# The exercise
Return the whole listing, line for line, without the pictures in it.

================================

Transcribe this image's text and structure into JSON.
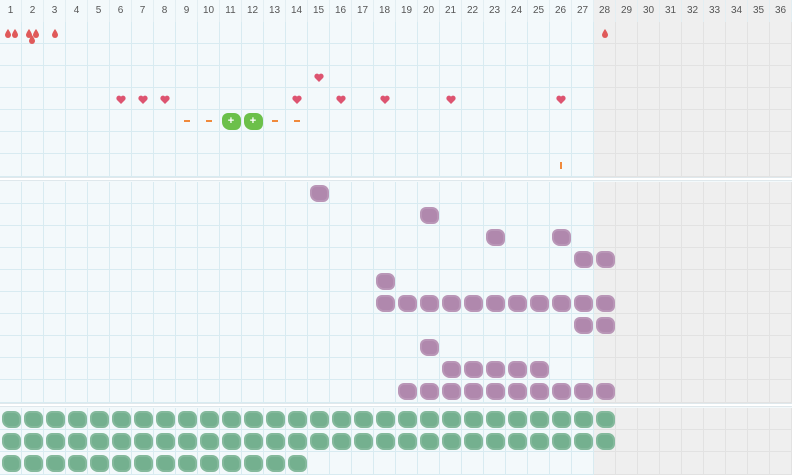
{
  "grid": {
    "columns": [
      "1",
      "2",
      "3",
      "4",
      "5",
      "6",
      "7",
      "8",
      "9",
      "10",
      "11",
      "12",
      "13",
      "14",
      "15",
      "16",
      "17",
      "18",
      "19",
      "20",
      "21",
      "22",
      "23",
      "24",
      "25",
      "26",
      "27",
      "28",
      "29",
      "30",
      "31",
      "32",
      "33",
      "34",
      "35",
      "36"
    ],
    "shaded_from_column": 28,
    "row_counts": [
      7,
      10,
      3
    ]
  },
  "icons": {
    "drop": "drop-icon",
    "drops": "drops-icon",
    "heart": "heart-icon",
    "dash": "dash-icon",
    "plus_blob": "plus-blob-icon",
    "tick": "tick-icon",
    "purple_blob": "purple-blob-icon",
    "teal_blob": "teal-blob-icon"
  },
  "colors": {
    "drop": "#e05a5a",
    "heart": "#dd5470",
    "dash": "#f08a3c",
    "green": "#6cc04a",
    "purple": "#b088ad",
    "teal": "#74b08f"
  },
  "top_marks": [
    {
      "type": "drops2",
      "col": 1,
      "row": 1
    },
    {
      "type": "drops3",
      "col": 2,
      "row": 1
    },
    {
      "type": "drop",
      "col": 3,
      "row": 1
    },
    {
      "type": "drop",
      "col": 28,
      "row": 1
    },
    {
      "type": "heart",
      "col": 15,
      "row": 3
    },
    {
      "type": "heart",
      "col": 6,
      "row": 4
    },
    {
      "type": "heart",
      "col": 7,
      "row": 4
    },
    {
      "type": "heart",
      "col": 8,
      "row": 4
    },
    {
      "type": "heart",
      "col": 14,
      "row": 4
    },
    {
      "type": "heart",
      "col": 16,
      "row": 4
    },
    {
      "type": "heart",
      "col": 18,
      "row": 4
    },
    {
      "type": "heart",
      "col": 21,
      "row": 4
    },
    {
      "type": "heart",
      "col": 26,
      "row": 4
    },
    {
      "type": "dash",
      "col": 9,
      "row": 5
    },
    {
      "type": "dash",
      "col": 10,
      "row": 5
    },
    {
      "type": "plus",
      "col": 11,
      "row": 5
    },
    {
      "type": "plus",
      "col": 12,
      "row": 5
    },
    {
      "type": "dash",
      "col": 13,
      "row": 5
    },
    {
      "type": "dash",
      "col": 14,
      "row": 5
    },
    {
      "type": "tick",
      "col": 26,
      "row": 7
    }
  ],
  "middle_rows": [
    {
      "row": 1,
      "cols": [
        15
      ]
    },
    {
      "row": 2,
      "cols": [
        20
      ]
    },
    {
      "row": 3,
      "cols": [
        23,
        26
      ]
    },
    {
      "row": 4,
      "cols": [
        27,
        28
      ]
    },
    {
      "row": 5,
      "cols": [
        18
      ]
    },
    {
      "row": 6,
      "cols": [
        18,
        19,
        20,
        21,
        22,
        23,
        24,
        25,
        26,
        27,
        28
      ]
    },
    {
      "row": 7,
      "cols": [
        27,
        28
      ]
    },
    {
      "row": 8,
      "cols": [
        20
      ]
    },
    {
      "row": 9,
      "cols": [
        21,
        22,
        23,
        24,
        25
      ]
    },
    {
      "row": 10,
      "cols": [
        19,
        20,
        21,
        22,
        23,
        24,
        25,
        26,
        27,
        28
      ]
    }
  ],
  "bottom_rows": [
    {
      "row": 1,
      "from": 1,
      "to": 28
    },
    {
      "row": 2,
      "from": 1,
      "to": 28
    },
    {
      "row": 3,
      "from": 1,
      "to": 14
    }
  ]
}
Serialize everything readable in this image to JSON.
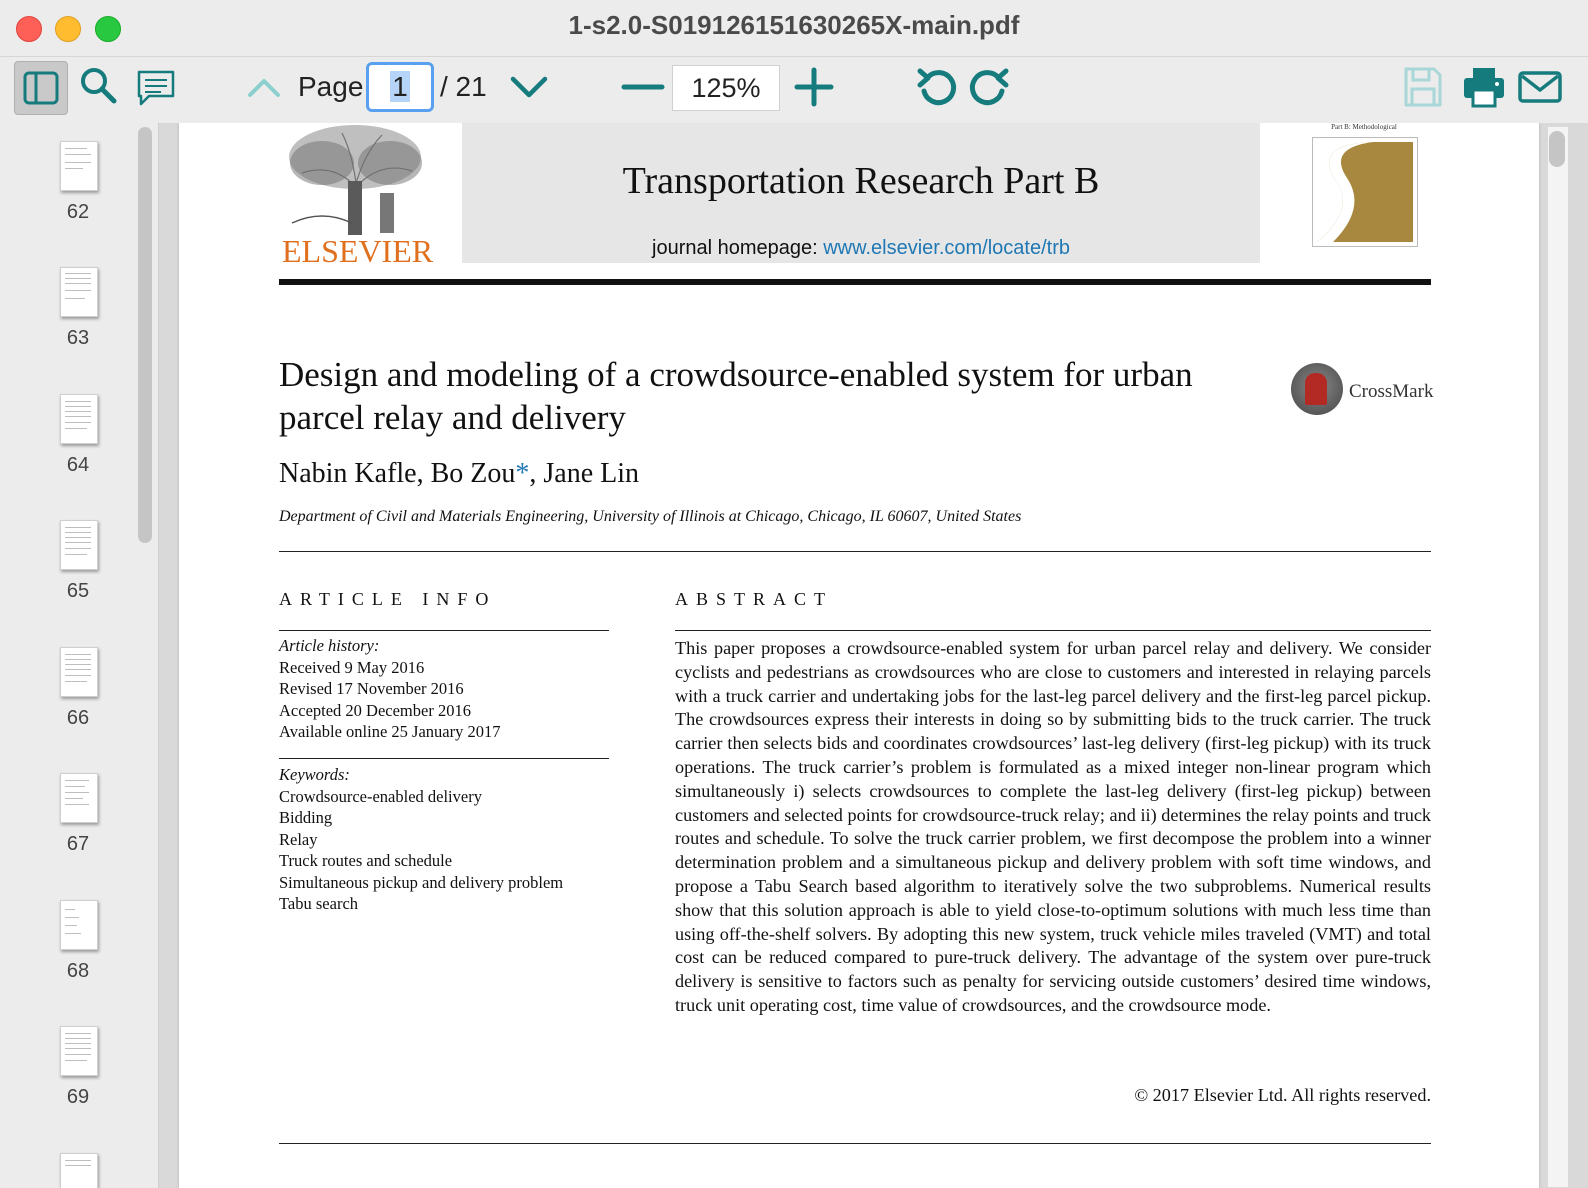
{
  "window": {
    "title": "1-s2.0-S019126151630265X-main.pdf"
  },
  "toolbar": {
    "page_label": "Page",
    "current_page": "1",
    "total_pages": "/ 21",
    "zoom": "125%"
  },
  "thumbnails": [
    "62",
    "63",
    "64",
    "65",
    "66",
    "67",
    "68",
    "69"
  ],
  "document": {
    "journal": "Transportation Research Part B",
    "homepage_label": "journal homepage: ",
    "homepage_url": "www.elsevier.com/locate/trb",
    "publisher": "ELSEVIER",
    "cover_label": "Part B: Methodological",
    "title": "Design and modeling of a crowdsource-enabled system for urban parcel relay and delivery",
    "authors_a": "Nabin Kafle, Bo Zou",
    "authors_star": "*",
    "authors_b": ", Jane Lin",
    "affiliation": "Department of Civil and Materials Engineering, University of Illinois at Chicago, Chicago, IL 60607, United States",
    "crossmark": "CrossMark",
    "article_info_heading": "ARTICLE INFO",
    "abstract_heading": "ABSTRACT",
    "history_label": "Article history:",
    "history": [
      "Received 9 May 2016",
      "Revised 17 November 2016",
      "Accepted 20 December 2016",
      "Available online 25 January 2017"
    ],
    "keywords_label": "Keywords:",
    "keywords": [
      "Crowdsource-enabled delivery",
      "Bidding",
      "Relay",
      "Truck routes and schedule",
      "Simultaneous pickup and delivery problem",
      "Tabu search"
    ],
    "abstract": "This paper proposes a crowdsource-enabled system for urban parcel relay and delivery. We consider cyclists and pedestrians as crowdsources who are close to customers and interested in relaying parcels with a truck carrier and undertaking jobs for the last-leg parcel delivery and the first-leg parcel pickup. The crowdsources express their interests in doing so by submitting bids to the truck carrier. The truck carrier then selects bids and coordinates crowdsources’ last-leg delivery (first-leg pickup) with its truck operations. The truck carrier’s problem is formulated as a mixed integer non-linear program which simultaneously i) selects crowdsources to complete the last-leg delivery (first-leg pickup) between customers and selected points for crowdsource-truck relay; and ii) determines the relay points and truck routes and schedule. To solve the truck carrier problem, we first decompose the problem into a winner determination problem and a simultaneous pickup and delivery problem with soft time windows, and propose a Tabu Search based algorithm to iteratively solve the two subproblems. Numerical results show that this solution approach is able to yield close-to-optimum solutions with much less time than using off-the-shelf solvers. By adopting this new system, truck vehicle miles traveled (VMT) and total cost can be reduced compared to pure-truck delivery. The advantage of the system over pure-truck delivery is sensitive to factors such as penalty for servicing outside customers’ desired time windows, truck unit operating cost, time value of crowdsources, and the crowdsource mode.",
    "copyright": "© 2017 Elsevier Ltd. All rights reserved."
  },
  "colors": {
    "accent_teal": "#167b7d",
    "link_blue": "#1f78b4",
    "elsevier_orange": "#e0701e",
    "focus_blue": "#5aa0f0"
  }
}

================================

# Response to this exercise
Transcribe this image's text and structure into JSON.
{
  "grid": {
    "columns": [
      "1",
      "2",
      "3",
      "4",
      "5",
      "6",
      "7",
      "8",
      "9",
      "10",
      "11",
      "12",
      "13",
      "14",
      "15",
      "16",
      "17",
      "18",
      "19",
      "20",
      "21",
      "22",
      "23",
      "24",
      "25",
      "26",
      "27",
      "28",
      "29",
      "30",
      "31",
      "32",
      "33",
      "34",
      "35",
      "36"
    ],
    "shaded_from_column": 28,
    "row_counts": [
      7,
      10,
      3
    ]
  },
  "icons": {
    "drop": "drop-icon",
    "drops": "drops-icon",
    "heart": "heart-icon",
    "dash": "dash-icon",
    "plus_blob": "plus-blob-icon",
    "tick": "tick-icon",
    "purple_blob": "purple-blob-icon",
    "teal_blob": "teal-blob-icon"
  },
  "colors": {
    "drop": "#e05a5a",
    "heart": "#dd5470",
    "dash": "#f08a3c",
    "green": "#6cc04a",
    "purple": "#b088ad",
    "teal": "#74b08f"
  },
  "top_marks": [
    {
      "type": "drops2",
      "col": 1,
      "row": 1
    },
    {
      "type": "drops3",
      "col": 2,
      "row": 1
    },
    {
      "type": "drop",
      "col": 3,
      "row": 1
    },
    {
      "type": "drop",
      "col": 28,
      "row": 1
    },
    {
      "type": "heart",
      "col": 15,
      "row": 3
    },
    {
      "type": "heart",
      "col": 6,
      "row": 4
    },
    {
      "type": "heart",
      "col": 7,
      "row": 4
    },
    {
      "type": "heart",
      "col": 8,
      "row": 4
    },
    {
      "type": "heart",
      "col": 14,
      "row": 4
    },
    {
      "type": "heart",
      "col": 16,
      "row": 4
    },
    {
      "type": "heart",
      "col": 18,
      "row": 4
    },
    {
      "type": "heart",
      "col": 21,
      "row": 4
    },
    {
      "type": "heart",
      "col": 26,
      "row": 4
    },
    {
      "type": "dash",
      "col": 9,
      "row": 5
    },
    {
      "type": "dash",
      "col": 10,
      "row": 5
    },
    {
      "type": "plus",
      "col": 11,
      "row": 5
    },
    {
      "type": "plus",
      "col": 12,
      "row": 5
    },
    {
      "type": "dash",
      "col": 13,
      "row": 5
    },
    {
      "type": "dash",
      "col": 14,
      "row": 5
    },
    {
      "type": "tick",
      "col": 26,
      "row": 7
    }
  ],
  "middle_rows": [
    {
      "row": 1,
      "cols": [
        15
      ]
    },
    {
      "row": 2,
      "cols": [
        20
      ]
    },
    {
      "row": 3,
      "cols": [
        23,
        26
      ]
    },
    {
      "row": 4,
      "cols": [
        27,
        28
      ]
    },
    {
      "row": 5,
      "cols": [
        18
      ]
    },
    {
      "row": 6,
      "cols": [
        18,
        19,
        20,
        21,
        22,
        23,
        24,
        25,
        26,
        27,
        28
      ]
    },
    {
      "row": 7,
      "cols": [
        27,
        28
      ]
    },
    {
      "row": 8,
      "cols": [
        20
      ]
    },
    {
      "row": 9,
      "cols": [
        21,
        22,
        23,
        24,
        25
      ]
    },
    {
      "row": 10,
      "cols": [
        19,
        20,
        21,
        22,
        23,
        24,
        25,
        26,
        27,
        28
      ]
    }
  ],
  "bottom_rows": [
    {
      "row": 1,
      "from": 1,
      "to": 28
    },
    {
      "row": 2,
      "from": 1,
      "to": 28
    },
    {
      "row": 3,
      "from": 1,
      "to": 14
    }
  ]
}
Serialize everything readable in this image to JSON.
{
  "window": {
    "title": "1-s2.0-S019126151630265X-main.pdf"
  },
  "toolbar": {
    "page_label": "Page",
    "current_page": "1",
    "total_pages": "/ 21",
    "zoom": "125%"
  },
  "thumbnails": [
    "62",
    "63",
    "64",
    "65",
    "66",
    "67",
    "68",
    "69"
  ],
  "document": {
    "journal": "Transportation Research Part B",
    "homepage_label": "journal homepage: ",
    "homepage_url": "www.elsevier.com/locate/trb",
    "publisher": "ELSEVIER",
    "cover_label": "Part B: Methodological",
    "title": "Design and modeling of a crowdsource-enabled system for urban parcel relay and delivery",
    "authors_a": "Nabin Kafle, Bo Zou",
    "authors_star": "*",
    "authors_b": ", Jane Lin",
    "affiliation": "Department of Civil and Materials Engineering, University of Illinois at Chicago, Chicago, IL 60607, United States",
    "crossmark": "CrossMark",
    "article_info_heading": "ARTICLE INFO",
    "abstract_heading": "ABSTRACT",
    "history_label": "Article history:",
    "history": [
      "Received 9 May 2016",
      "Revised 17 November 2016",
      "Accepted 20 December 2016",
      "Available online 25 January 2017"
    ],
    "keywords_label": "Keywords:",
    "keywords": [
      "Crowdsource-enabled delivery",
      "Bidding",
      "Relay",
      "Truck routes and schedule",
      "Simultaneous pickup and delivery problem",
      "Tabu search"
    ],
    "abstract": "This paper proposes a crowdsource-enabled system for urban parcel relay and delivery. We consider cyclists and pedestrians as crowdsources who are close to customers and interested in relaying parcels with a truck carrier and undertaking jobs for the last-leg parcel delivery and the first-leg parcel pickup. The crowdsources express their interests in doing so by submitting bids to the truck carrier. The truck carrier then selects bids and coordinates crowdsources’ last-leg delivery (first-leg pickup) with its truck operations. The truck carrier’s problem is formulated as a mixed integer non-linear program which simultaneously i) selects crowdsources to complete the last-leg delivery (first-leg pickup) between customers and selected points for crowdsource-truck relay; and ii) determines the relay points and truck routes and schedule. To solve the truck carrier problem, we first decompose the problem into a winner determination problem and a simultaneous pickup and delivery problem with soft time windows, and propose a Tabu Search based algorithm to iteratively solve the two subproblems. Numerical results show that this solution approach is able to yield close-to-optimum solutions with much less time than using off-the-shelf solvers. By adopting this new system, truck vehicle miles traveled (VMT) and total cost can be reduced compared to pure-truck delivery. The advantage of the system over pure-truck delivery is sensitive to factors such as penalty for servicing outside customers’ desired time windows, truck unit operating cost, time value of crowdsources, and the crowdsource mode.",
    "copyright": "© 2017 Elsevier Ltd. All rights reserved."
  },
  "colors": {
    "accent_teal": "#167b7d",
    "link_blue": "#1f78b4",
    "elsevier_orange": "#e0701e",
    "focus_blue": "#5aa0f0"
  }
}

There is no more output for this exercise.